What needs to be done: Each line that includes the word "Output" counts once; give the total and nothing more.

Stored data entries
##############################

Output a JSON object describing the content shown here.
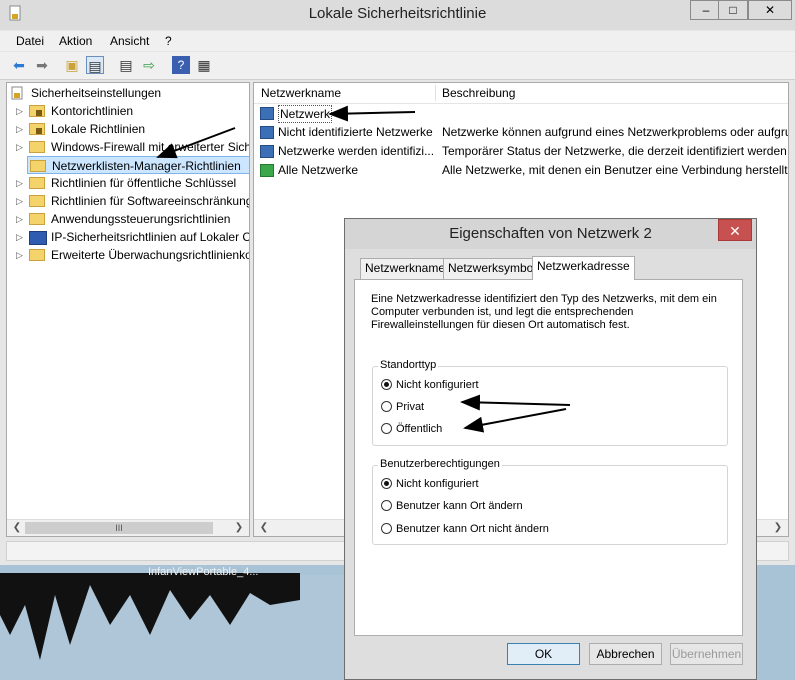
{
  "main_window": {
    "title": "Lokale Sicherheitsrichtlinie",
    "min": "–",
    "max": "□",
    "close": "✕"
  },
  "menu": [
    "Datei",
    "Aktion",
    "Ansicht",
    "?"
  ],
  "toolbar_icons": [
    "back-icon",
    "forward-icon",
    "up-folder-icon",
    "show-hide-tree-icon",
    "properties-icon",
    "export-icon",
    "help-icon",
    "view-icon"
  ],
  "tree": {
    "root": "Sicherheitseinstellungen",
    "items": [
      {
        "label": "Kontorichtlinien",
        "icon": "lock-folder-icon"
      },
      {
        "label": "Lokale Richtlinien",
        "icon": "lock-folder-icon"
      },
      {
        "label": "Windows-Firewall mit erweiterter Sich",
        "icon": "folder-icon"
      },
      {
        "label": "Netzwerklisten-Manager-Richtlinien",
        "icon": "folder-icon",
        "selected": true
      },
      {
        "label": "Richtlinien für öffentliche Schlüssel",
        "icon": "folder-icon"
      },
      {
        "label": "Richtlinien für Softwareeinschränkung",
        "icon": "folder-icon"
      },
      {
        "label": "Anwendungssteuerungsrichtlinien",
        "icon": "folder-icon"
      },
      {
        "label": "IP-Sicherheitsrichtlinien auf Lokaler C",
        "icon": "shield-computer-icon"
      },
      {
        "label": "Erweiterte Überwachungsrichtlinienko",
        "icon": "folder-icon"
      }
    ],
    "scroll_thumb": "III"
  },
  "list": {
    "columns": [
      "Netzwerkname",
      "Beschreibung"
    ],
    "rows": [
      {
        "name": "Netzwerk",
        "desc": ""
      },
      {
        "name": "Nicht identifizierte Netzwerke",
        "desc": "Netzwerke können aufgrund eines Netzwerkproblems oder aufgru"
      },
      {
        "name": "Netzwerke werden identifizi...",
        "desc": "Temporärer Status der Netzwerke, die derzeit identifiziert werden."
      },
      {
        "name": "Alle Netzwerke",
        "desc": "Alle Netzwerke, mit denen ein Benutzer eine Verbindung herstellt."
      }
    ]
  },
  "desktop": {
    "label": "InfanViewPortable_4..."
  },
  "dialog": {
    "title": "Eigenschaften von Netzwerk  2",
    "close": "✕",
    "tabs": [
      "Netzwerkname",
      "Netzwerksymbol",
      "Netzwerkadresse"
    ],
    "active_tab": 2,
    "description": "Eine Netzwerkadresse identifiziert den Typ des Netzwerks, mit dem ein Computer verbunden ist, und legt die entsprechenden Firewalleinstellungen für diesen Ort automatisch fest.",
    "standort": {
      "label": "Standorttyp",
      "options": [
        "Nicht konfiguriert",
        "Privat",
        "Öffentlich"
      ],
      "selected": 0
    },
    "benutzer": {
      "label": "Benutzerberechtigungen",
      "options": [
        "Nicht konfiguriert",
        "Benutzer kann Ort ändern",
        "Benutzer kann Ort nicht ändern"
      ],
      "selected": 0
    },
    "buttons": {
      "ok": "OK",
      "cancel": "Abbrechen",
      "apply": "Übernehmen"
    }
  },
  "colors": {
    "selection": "#cce6ff",
    "close_red": "#c75050",
    "arrow": "#000000"
  }
}
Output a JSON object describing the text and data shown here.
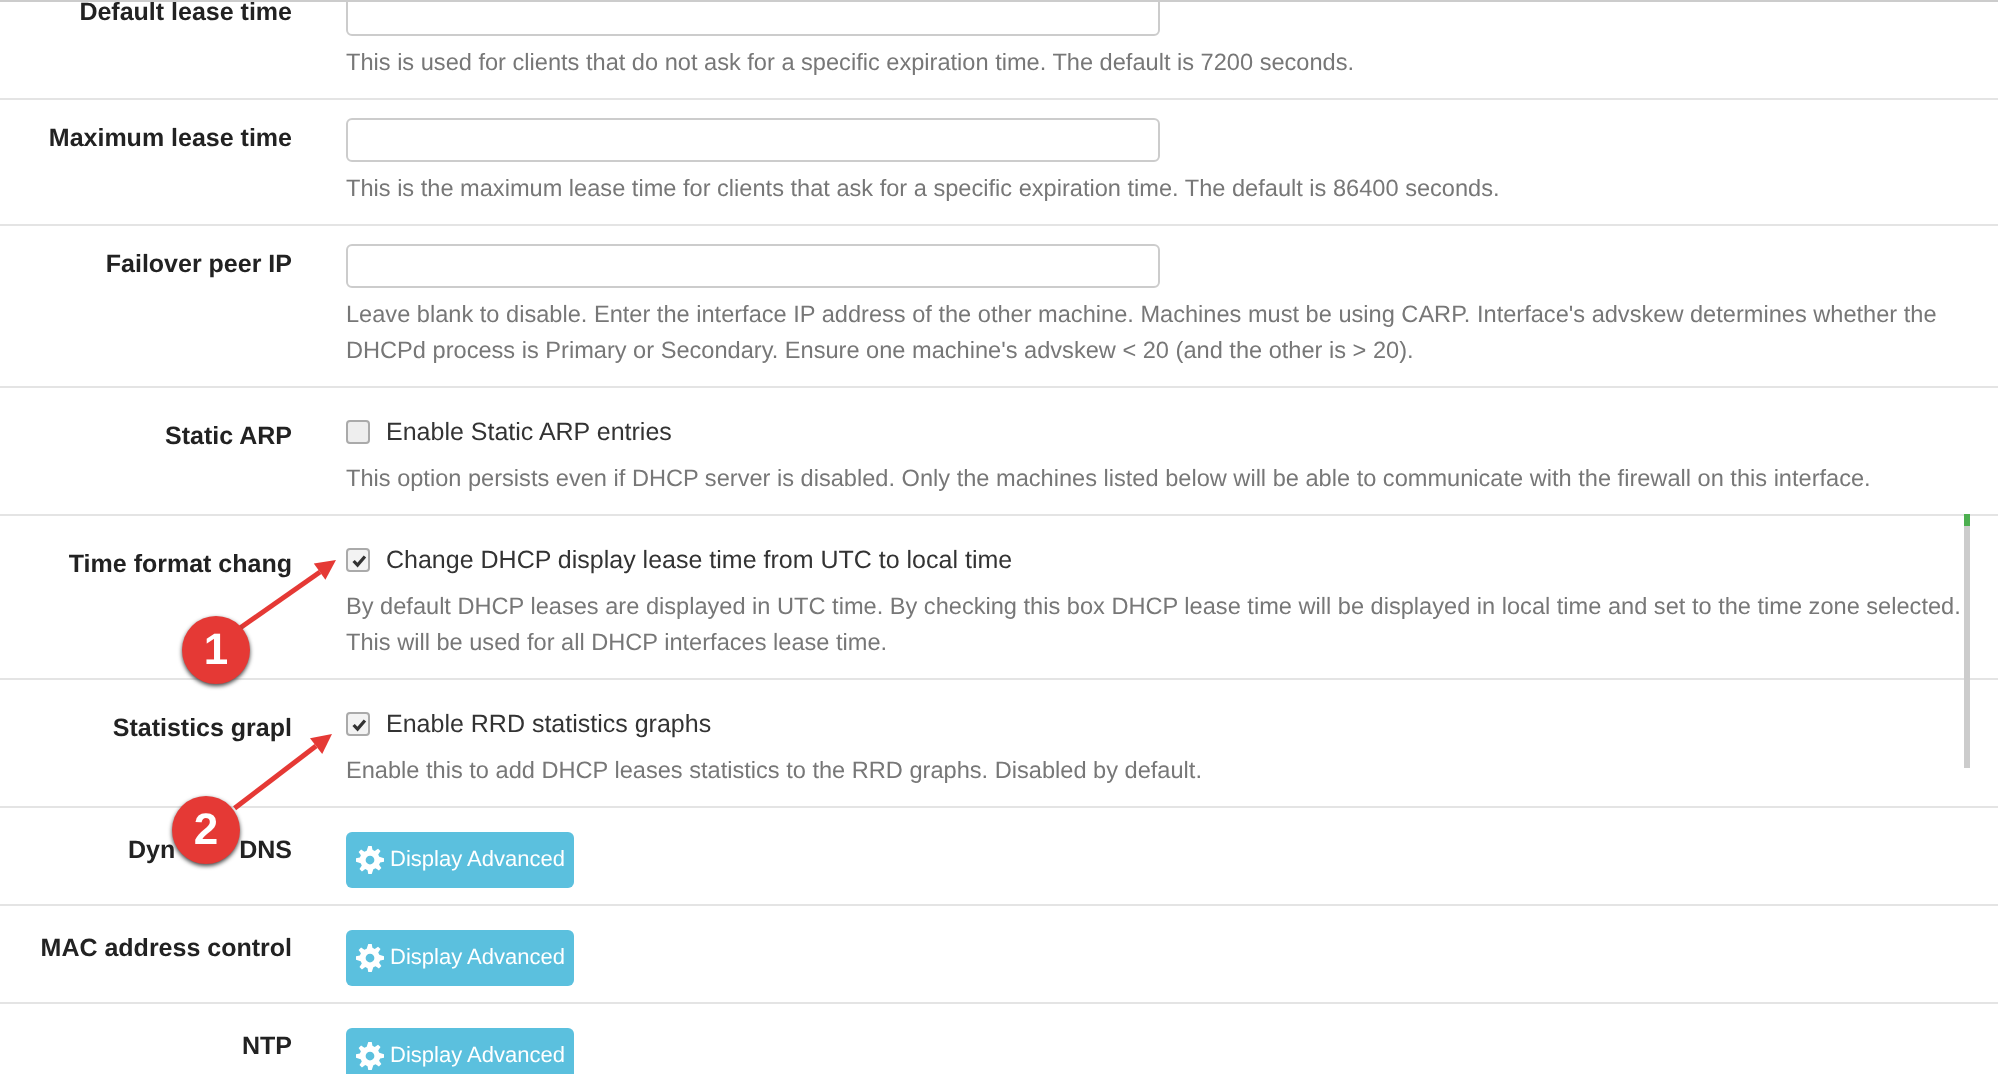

##############################

Answer to the problem: 2